YOUR INSTRUCTIONS. Would you set down every entry shown below, precisely as written?

"""

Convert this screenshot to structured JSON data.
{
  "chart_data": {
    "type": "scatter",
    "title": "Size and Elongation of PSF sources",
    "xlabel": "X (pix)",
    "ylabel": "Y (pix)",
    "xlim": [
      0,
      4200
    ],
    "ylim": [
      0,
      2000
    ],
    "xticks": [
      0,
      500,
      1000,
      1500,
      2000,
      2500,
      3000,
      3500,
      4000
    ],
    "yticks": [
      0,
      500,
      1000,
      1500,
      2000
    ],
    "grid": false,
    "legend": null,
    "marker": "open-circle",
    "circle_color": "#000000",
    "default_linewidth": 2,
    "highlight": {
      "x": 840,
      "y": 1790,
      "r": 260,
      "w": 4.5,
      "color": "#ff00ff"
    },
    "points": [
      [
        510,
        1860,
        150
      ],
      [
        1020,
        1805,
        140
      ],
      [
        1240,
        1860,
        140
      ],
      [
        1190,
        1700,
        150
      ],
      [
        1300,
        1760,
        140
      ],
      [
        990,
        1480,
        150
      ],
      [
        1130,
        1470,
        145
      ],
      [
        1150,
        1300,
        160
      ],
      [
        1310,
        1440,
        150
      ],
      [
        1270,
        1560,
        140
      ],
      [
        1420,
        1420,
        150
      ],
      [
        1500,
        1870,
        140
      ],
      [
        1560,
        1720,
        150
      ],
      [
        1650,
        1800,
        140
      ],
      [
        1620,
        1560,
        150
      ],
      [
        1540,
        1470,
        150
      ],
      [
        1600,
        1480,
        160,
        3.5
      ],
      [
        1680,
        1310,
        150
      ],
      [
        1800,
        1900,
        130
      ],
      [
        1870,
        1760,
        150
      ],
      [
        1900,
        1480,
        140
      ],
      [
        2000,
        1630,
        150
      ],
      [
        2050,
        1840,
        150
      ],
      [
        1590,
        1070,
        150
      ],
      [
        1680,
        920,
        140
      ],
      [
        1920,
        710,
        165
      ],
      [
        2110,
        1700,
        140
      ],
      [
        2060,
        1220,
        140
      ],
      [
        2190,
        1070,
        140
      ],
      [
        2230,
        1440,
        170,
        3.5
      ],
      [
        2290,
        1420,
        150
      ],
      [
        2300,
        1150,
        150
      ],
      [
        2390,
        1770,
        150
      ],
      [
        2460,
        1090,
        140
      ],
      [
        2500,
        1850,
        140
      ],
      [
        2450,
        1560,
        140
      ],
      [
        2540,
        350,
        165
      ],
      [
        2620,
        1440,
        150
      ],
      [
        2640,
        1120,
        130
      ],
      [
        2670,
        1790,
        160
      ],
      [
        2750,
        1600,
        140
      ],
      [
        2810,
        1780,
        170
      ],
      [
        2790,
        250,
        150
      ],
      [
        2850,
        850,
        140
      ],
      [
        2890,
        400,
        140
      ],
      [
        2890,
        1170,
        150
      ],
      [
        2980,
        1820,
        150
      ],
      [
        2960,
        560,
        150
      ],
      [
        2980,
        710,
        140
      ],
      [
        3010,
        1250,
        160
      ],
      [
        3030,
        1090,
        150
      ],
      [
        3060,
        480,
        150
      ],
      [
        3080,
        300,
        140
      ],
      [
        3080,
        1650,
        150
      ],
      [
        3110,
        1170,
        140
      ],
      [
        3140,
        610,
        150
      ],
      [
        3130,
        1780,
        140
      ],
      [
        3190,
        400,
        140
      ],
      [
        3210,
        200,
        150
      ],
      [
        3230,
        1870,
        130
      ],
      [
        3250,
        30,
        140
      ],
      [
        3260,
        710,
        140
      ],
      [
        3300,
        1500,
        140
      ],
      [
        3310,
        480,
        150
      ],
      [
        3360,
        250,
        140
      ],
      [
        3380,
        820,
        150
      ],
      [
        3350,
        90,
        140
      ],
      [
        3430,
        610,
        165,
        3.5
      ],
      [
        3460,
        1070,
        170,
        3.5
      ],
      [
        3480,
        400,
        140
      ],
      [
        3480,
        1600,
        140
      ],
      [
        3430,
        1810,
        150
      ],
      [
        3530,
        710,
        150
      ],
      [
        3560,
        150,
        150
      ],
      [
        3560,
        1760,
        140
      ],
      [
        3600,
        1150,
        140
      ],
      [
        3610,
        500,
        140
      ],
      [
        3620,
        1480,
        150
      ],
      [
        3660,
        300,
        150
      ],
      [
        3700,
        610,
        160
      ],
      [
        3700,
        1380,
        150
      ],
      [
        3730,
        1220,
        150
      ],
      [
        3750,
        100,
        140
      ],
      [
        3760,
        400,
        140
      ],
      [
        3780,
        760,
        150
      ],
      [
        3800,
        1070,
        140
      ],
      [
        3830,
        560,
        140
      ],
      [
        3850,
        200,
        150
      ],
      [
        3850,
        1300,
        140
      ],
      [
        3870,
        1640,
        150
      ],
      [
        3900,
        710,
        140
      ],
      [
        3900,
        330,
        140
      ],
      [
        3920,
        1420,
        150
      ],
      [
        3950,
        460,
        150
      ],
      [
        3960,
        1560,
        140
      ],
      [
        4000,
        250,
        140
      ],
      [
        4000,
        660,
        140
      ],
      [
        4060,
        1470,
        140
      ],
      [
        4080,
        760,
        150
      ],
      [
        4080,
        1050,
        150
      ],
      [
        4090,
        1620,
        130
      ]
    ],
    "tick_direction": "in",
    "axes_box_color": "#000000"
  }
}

"""

EXPECTED ANSWER.
Convert this screenshot to structured JSON data.
{
  "chart_data": {
    "type": "scatter",
    "title": "Size and Elongation of PSF sources",
    "xlabel": "X (pix)",
    "ylabel": "Y (pix)",
    "xlim": [
      0,
      4200
    ],
    "ylim": [
      0,
      2000
    ],
    "xticks": [
      0,
      500,
      1000,
      1500,
      2000,
      2500,
      3000,
      3500,
      4000
    ],
    "yticks": [
      0,
      500,
      1000,
      1500,
      2000
    ],
    "grid": false,
    "legend": null,
    "marker": "open-circle",
    "circle_color": "#000000",
    "default_linewidth": 2,
    "highlight": {
      "x": 840,
      "y": 1790,
      "r": 260,
      "w": 4.5,
      "color": "#ff00ff"
    },
    "points": [
      [
        510,
        1860,
        150
      ],
      [
        1020,
        1805,
        140
      ],
      [
        1240,
        1860,
        140
      ],
      [
        1190,
        1700,
        150
      ],
      [
        1300,
        1760,
        140
      ],
      [
        990,
        1480,
        150
      ],
      [
        1130,
        1470,
        145
      ],
      [
        1150,
        1300,
        160
      ],
      [
        1310,
        1440,
        150
      ],
      [
        1270,
        1560,
        140
      ],
      [
        1420,
        1420,
        150
      ],
      [
        1500,
        1870,
        140
      ],
      [
        1560,
        1720,
        150
      ],
      [
        1650,
        1800,
        140
      ],
      [
        1620,
        1560,
        150
      ],
      [
        1540,
        1470,
        150
      ],
      [
        1600,
        1480,
        160,
        3.5
      ],
      [
        1680,
        1310,
        150
      ],
      [
        1800,
        1900,
        130
      ],
      [
        1870,
        1760,
        150
      ],
      [
        1900,
        1480,
        140
      ],
      [
        2000,
        1630,
        150
      ],
      [
        2050,
        1840,
        150
      ],
      [
        1590,
        1070,
        150
      ],
      [
        1680,
        920,
        140
      ],
      [
        1920,
        710,
        165
      ],
      [
        2110,
        1700,
        140
      ],
      [
        2060,
        1220,
        140
      ],
      [
        2190,
        1070,
        140
      ],
      [
        2230,
        1440,
        170,
        3.5
      ],
      [
        2290,
        1420,
        150
      ],
      [
        2300,
        1150,
        150
      ],
      [
        2390,
        1770,
        150
      ],
      [
        2460,
        1090,
        140
      ],
      [
        2500,
        1850,
        140
      ],
      [
        2450,
        1560,
        140
      ],
      [
        2540,
        350,
        165
      ],
      [
        2620,
        1440,
        150
      ],
      [
        2640,
        1120,
        130
      ],
      [
        2670,
        1790,
        160
      ],
      [
        2750,
        1600,
        140
      ],
      [
        2810,
        1780,
        170
      ],
      [
        2790,
        250,
        150
      ],
      [
        2850,
        850,
        140
      ],
      [
        2890,
        400,
        140
      ],
      [
        2890,
        1170,
        150
      ],
      [
        2980,
        1820,
        150
      ],
      [
        2960,
        560,
        150
      ],
      [
        2980,
        710,
        140
      ],
      [
        3010,
        1250,
        160
      ],
      [
        3030,
        1090,
        150
      ],
      [
        3060,
        480,
        150
      ],
      [
        3080,
        300,
        140
      ],
      [
        3080,
        1650,
        150
      ],
      [
        3110,
        1170,
        140
      ],
      [
        3140,
        610,
        150
      ],
      [
        3130,
        1780,
        140
      ],
      [
        3190,
        400,
        140
      ],
      [
        3210,
        200,
        150
      ],
      [
        3230,
        1870,
        130
      ],
      [
        3250,
        30,
        140
      ],
      [
        3260,
        710,
        140
      ],
      [
        3300,
        1500,
        140
      ],
      [
        3310,
        480,
        150
      ],
      [
        3360,
        250,
        140
      ],
      [
        3380,
        820,
        150
      ],
      [
        3350,
        90,
        140
      ],
      [
        3430,
        610,
        165,
        3.5
      ],
      [
        3460,
        1070,
        170,
        3.5
      ],
      [
        3480,
        400,
        140
      ],
      [
        3480,
        1600,
        140
      ],
      [
        3430,
        1810,
        150
      ],
      [
        3530,
        710,
        150
      ],
      [
        3560,
        150,
        150
      ],
      [
        3560,
        1760,
        140
      ],
      [
        3600,
        1150,
        140
      ],
      [
        3610,
        500,
        140
      ],
      [
        3620,
        1480,
        150
      ],
      [
        3660,
        300,
        150
      ],
      [
        3700,
        610,
        160
      ],
      [
        3700,
        1380,
        150
      ],
      [
        3730,
        1220,
        150
      ],
      [
        3750,
        100,
        140
      ],
      [
        3760,
        400,
        140
      ],
      [
        3780,
        760,
        150
      ],
      [
        3800,
        1070,
        140
      ],
      [
        3830,
        560,
        140
      ],
      [
        3850,
        200,
        150
      ],
      [
        3850,
        1300,
        140
      ],
      [
        3870,
        1640,
        150
      ],
      [
        3900,
        710,
        140
      ],
      [
        3900,
        330,
        140
      ],
      [
        3920,
        1420,
        150
      ],
      [
        3950,
        460,
        150
      ],
      [
        3960,
        1560,
        140
      ],
      [
        4000,
        250,
        140
      ],
      [
        4000,
        660,
        140
      ],
      [
        4060,
        1470,
        140
      ],
      [
        4080,
        760,
        150
      ],
      [
        4080,
        1050,
        150
      ],
      [
        4090,
        1620,
        130
      ]
    ],
    "tick_direction": "in",
    "axes_box_color": "#000000"
  }
}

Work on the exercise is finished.